>> START
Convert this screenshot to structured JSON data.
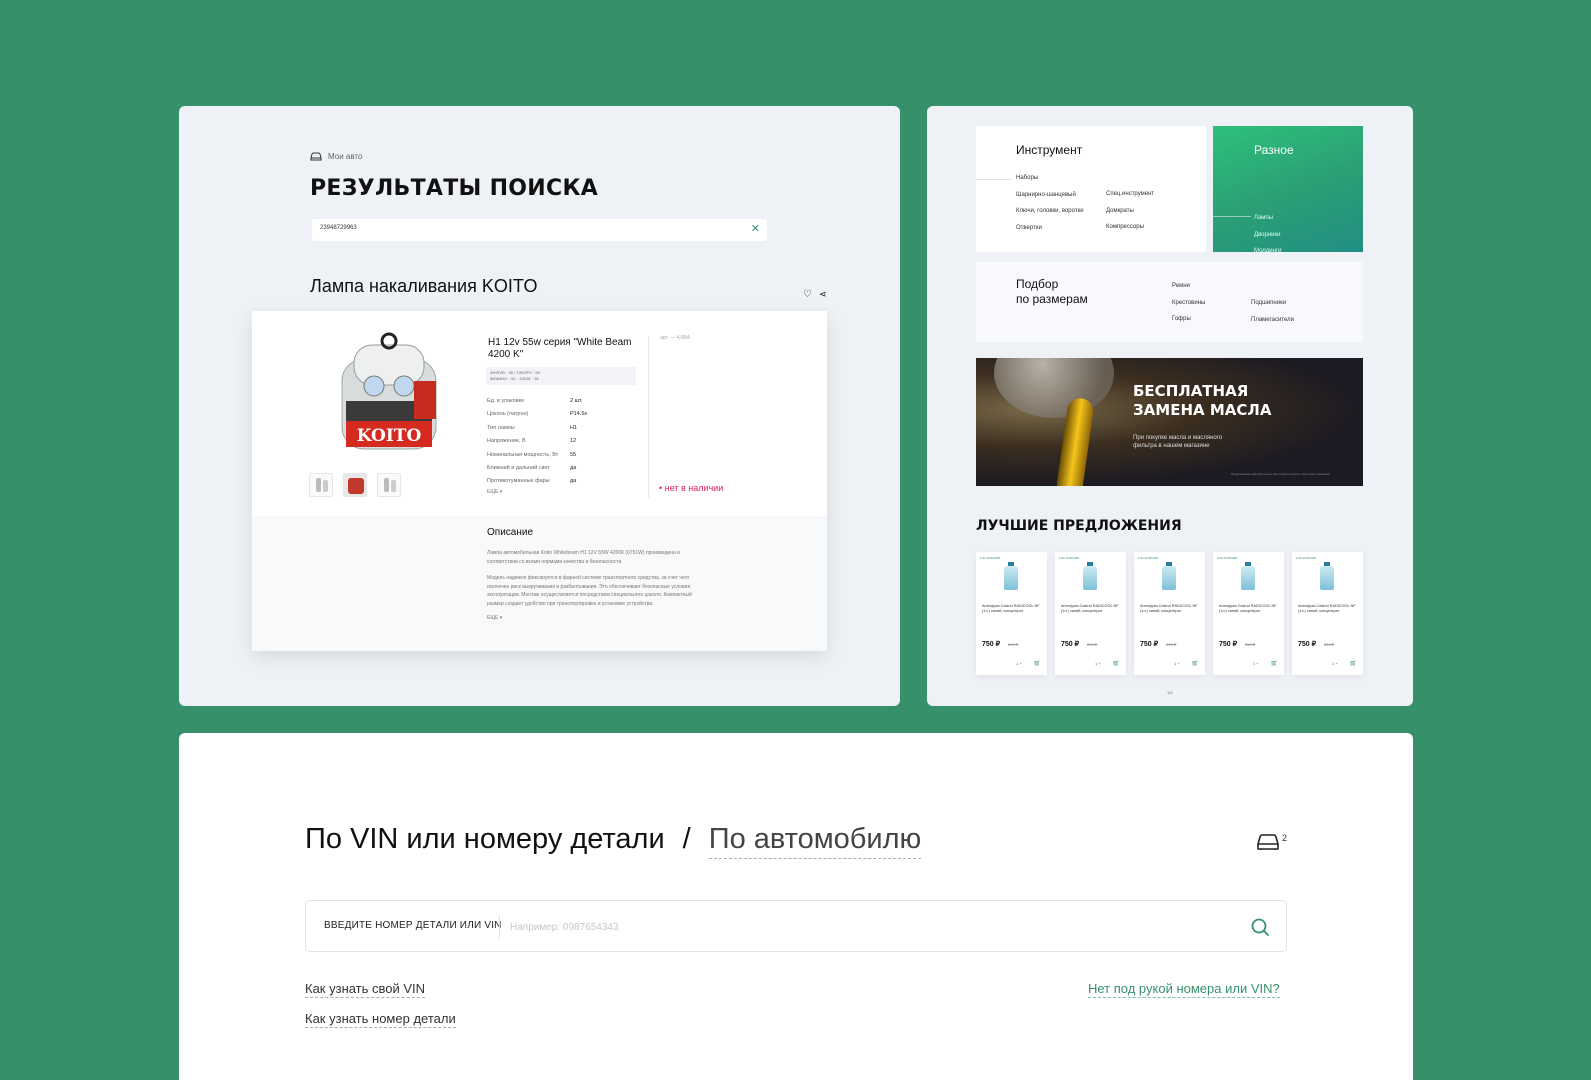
{
  "search_results": {
    "my_auto": "Мои авто",
    "title": "РЕЗУЛЬТАТЫ ПОИСКА",
    "search_value": "23948729963",
    "product_title": "Лампа накаливания KOITO",
    "product_name": "H1 12v 55w серия \"White Beam 4200 K\"",
    "tag_line1": "WHSVR · 45 / 70KOPX · 55",
    "tag_line2": "85064HO · 4C · 24126 · 18",
    "spec_labels": [
      "Ед. в упаковке",
      "Цоколь (патрон)",
      "Тип лампы",
      "Напряжение, В",
      "Номинальная мощность, Вт",
      "Ближний и дальний свет",
      "Противотуманные фары"
    ],
    "spec_values": [
      "2 шт.",
      "P14.5s",
      "H1",
      "12",
      "55",
      "да",
      "да"
    ],
    "more": "ЕЩЕ",
    "article": "арт. — 4,0BA",
    "availability": "нет в наличии",
    "description_heading": "Описание",
    "description_p1": "Лампа автомобильная Koito Whitebeam H1 12V 55W 4200К (0751W) произведена в соответствии со всеми нормами качества и безопасности.",
    "description_p2": "Модель надежно фиксируется в фарной системе транспортного средства, за счет чего исключен риск выкручивания и разбалтывания. Это обеспечивает безопасные условия эксплуатации. Монтаж осуществляется посредством специального цоколя. Компактный размер создает удобство при транспортировке и установке устройства.",
    "description_more": "ЕЩЕ"
  },
  "catalog": {
    "tools": {
      "title": "Инструмент",
      "col1": [
        "Наборы",
        "Шарнирно-шанцевый",
        "Ключи, головки, воротки",
        "Отвертки"
      ],
      "col2": [
        "Спец.инструмент",
        "Домкраты",
        "Компрессоры"
      ]
    },
    "misc": {
      "title": "Разное",
      "items": [
        "Лампы",
        "Дворники",
        "Молдинги"
      ]
    },
    "sizes": {
      "title": "Подбор\nпо размерам",
      "col1": [
        "Ремни",
        "Крестовины",
        "Гофры"
      ],
      "col2": [
        "Подшипники",
        "Пламегасители"
      ]
    },
    "banner": {
      "title": "БЕСПЛАТНАЯ\nЗАМЕНА МАСЛА",
      "subtitle": "При покупке масла и масляного\nфильтра в нашем магазине",
      "footnote": "Предложение действительно при покупке масла и фильтра в магазине"
    },
    "best_offers_title": "ЛУЧШИЕ ПРЕДЛОЖЕНИЯ",
    "offers": [
      {
        "badge": "● В НАЛИЧИИ",
        "name": "Антифриз Castrol RADICOOL NF (1л.) синий, концентрат",
        "price": "750 ₽",
        "old_price": "810 ₽",
        "qty": "1 +"
      },
      {
        "badge": "● В НАЛИЧИИ",
        "name": "Антифриз Castrol RADICOOL NF (1л.) синий, концентрат",
        "price": "750 ₽",
        "old_price": "810 ₽",
        "qty": "1 +"
      },
      {
        "badge": "● В НАЛИЧИИ",
        "name": "Антифриз Castrol RADICOOL NF (1л.) синий, концентрат",
        "price": "750 ₽",
        "old_price": "810 ₽",
        "qty": "1 +"
      },
      {
        "badge": "● В НАЛИЧИИ",
        "name": "Антифриз Castrol RADICOOL NF (1л.) синий, концентрат",
        "price": "750 ₽",
        "old_price": "810 ₽",
        "qty": "1 +"
      },
      {
        "badge": "● В НАЛИЧИИ",
        "name": "Антифриз Castrol RADICOOL NF (1л.) синий, концентрат",
        "price": "750 ₽",
        "old_price": "810 ₽",
        "qty": "1 +"
      }
    ],
    "pager": "1/2"
  },
  "vin_search": {
    "tab_active": "По VIN или номеру детали",
    "separator": "/",
    "tab_inactive": "По автомобилю",
    "garage_count": "2",
    "field_label": "ВВЕДИТЕ НОМЕР ДЕТАЛИ ИЛИ VIN",
    "placeholder": "Например: 0987654343",
    "link_vin": "Как узнать свой VIN",
    "link_part": "Как узнать номер детали",
    "link_no_number": "Нет под рукой номера или VIN?"
  },
  "colors": {
    "background": "#36916b",
    "accent": "#36916b",
    "out_of_stock": "#e0245e"
  }
}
>> END
Set each line of the records down exactly, leaving every picture out.

#### OUTPUT BELOW:
Convert this screenshot to structured JSON data.
{
  "search_results": {
    "my_auto": "Мои авто",
    "title": "РЕЗУЛЬТАТЫ ПОИСКА",
    "search_value": "23948729963",
    "product_title": "Лампа накаливания KOITO",
    "product_name": "H1 12v 55w серия \"White Beam 4200 K\"",
    "tag_line1": "WHSVR · 45 / 70KOPX · 55",
    "tag_line2": "85064HO · 4C · 24126 · 18",
    "spec_labels": [
      "Ед. в упаковке",
      "Цоколь (патрон)",
      "Тип лампы",
      "Напряжение, В",
      "Номинальная мощность, Вт",
      "Ближний и дальний свет",
      "Противотуманные фары"
    ],
    "spec_values": [
      "2 шт.",
      "P14.5s",
      "H1",
      "12",
      "55",
      "да",
      "да"
    ],
    "more": "ЕЩЕ",
    "article": "арт. — 4,0BA",
    "availability": "нет в наличии",
    "description_heading": "Описание",
    "description_p1": "Лампа автомобильная Koito Whitebeam H1 12V 55W 4200К (0751W) произведена в соответствии со всеми нормами качества и безопасности.",
    "description_p2": "Модель надежно фиксируется в фарной системе транспортного средства, за счет чего исключен риск выкручивания и разбалтывания. Это обеспечивает безопасные условия эксплуатации. Монтаж осуществляется посредством специального цоколя. Компактный размер создает удобство при транспортировке и установке устройства.",
    "description_more": "ЕЩЕ"
  },
  "catalog": {
    "tools": {
      "title": "Инструмент",
      "col1": [
        "Наборы",
        "Шарнирно-шанцевый",
        "Ключи, головки, воротки",
        "Отвертки"
      ],
      "col2": [
        "Спец.инструмент",
        "Домкраты",
        "Компрессоры"
      ]
    },
    "misc": {
      "title": "Разное",
      "items": [
        "Лампы",
        "Дворники",
        "Молдинги"
      ]
    },
    "sizes": {
      "title": "Подбор\nпо размерам",
      "col1": [
        "Ремни",
        "Крестовины",
        "Гофры"
      ],
      "col2": [
        "Подшипники",
        "Пламегасители"
      ]
    },
    "banner": {
      "title": "БЕСПЛАТНАЯ\nЗАМЕНА МАСЛА",
      "subtitle": "При покупке масла и масляного\nфильтра в нашем магазине",
      "footnote": "Предложение действительно при покупке масла и фильтра в магазине"
    },
    "best_offers_title": "ЛУЧШИЕ ПРЕДЛОЖЕНИЯ",
    "offers": [
      {
        "badge": "● В НАЛИЧИИ",
        "name": "Антифриз Castrol RADICOOL NF (1л.) синий, концентрат",
        "price": "750 ₽",
        "old_price": "810 ₽",
        "qty": "1 +"
      },
      {
        "badge": "● В НАЛИЧИИ",
        "name": "Антифриз Castrol RADICOOL NF (1л.) синий, концентрат",
        "price": "750 ₽",
        "old_price": "810 ₽",
        "qty": "1 +"
      },
      {
        "badge": "● В НАЛИЧИИ",
        "name": "Антифриз Castrol RADICOOL NF (1л.) синий, концентрат",
        "price": "750 ₽",
        "old_price": "810 ₽",
        "qty": "1 +"
      },
      {
        "badge": "● В НАЛИЧИИ",
        "name": "Антифриз Castrol RADICOOL NF (1л.) синий, концентрат",
        "price": "750 ₽",
        "old_price": "810 ₽",
        "qty": "1 +"
      },
      {
        "badge": "● В НАЛИЧИИ",
        "name": "Антифриз Castrol RADICOOL NF (1л.) синий, концентрат",
        "price": "750 ₽",
        "old_price": "810 ₽",
        "qty": "1 +"
      }
    ],
    "pager": "1/2"
  },
  "vin_search": {
    "tab_active": "По VIN или номеру детали",
    "separator": "/",
    "tab_inactive": "По автомобилю",
    "garage_count": "2",
    "field_label": "ВВЕДИТЕ НОМЕР ДЕТАЛИ ИЛИ VIN",
    "placeholder": "Например: 0987654343",
    "link_vin": "Как узнать свой VIN",
    "link_part": "Как узнать номер детали",
    "link_no_number": "Нет под рукой номера или VIN?"
  },
  "colors": {
    "background": "#36916b",
    "accent": "#36916b",
    "out_of_stock": "#e0245e"
  }
}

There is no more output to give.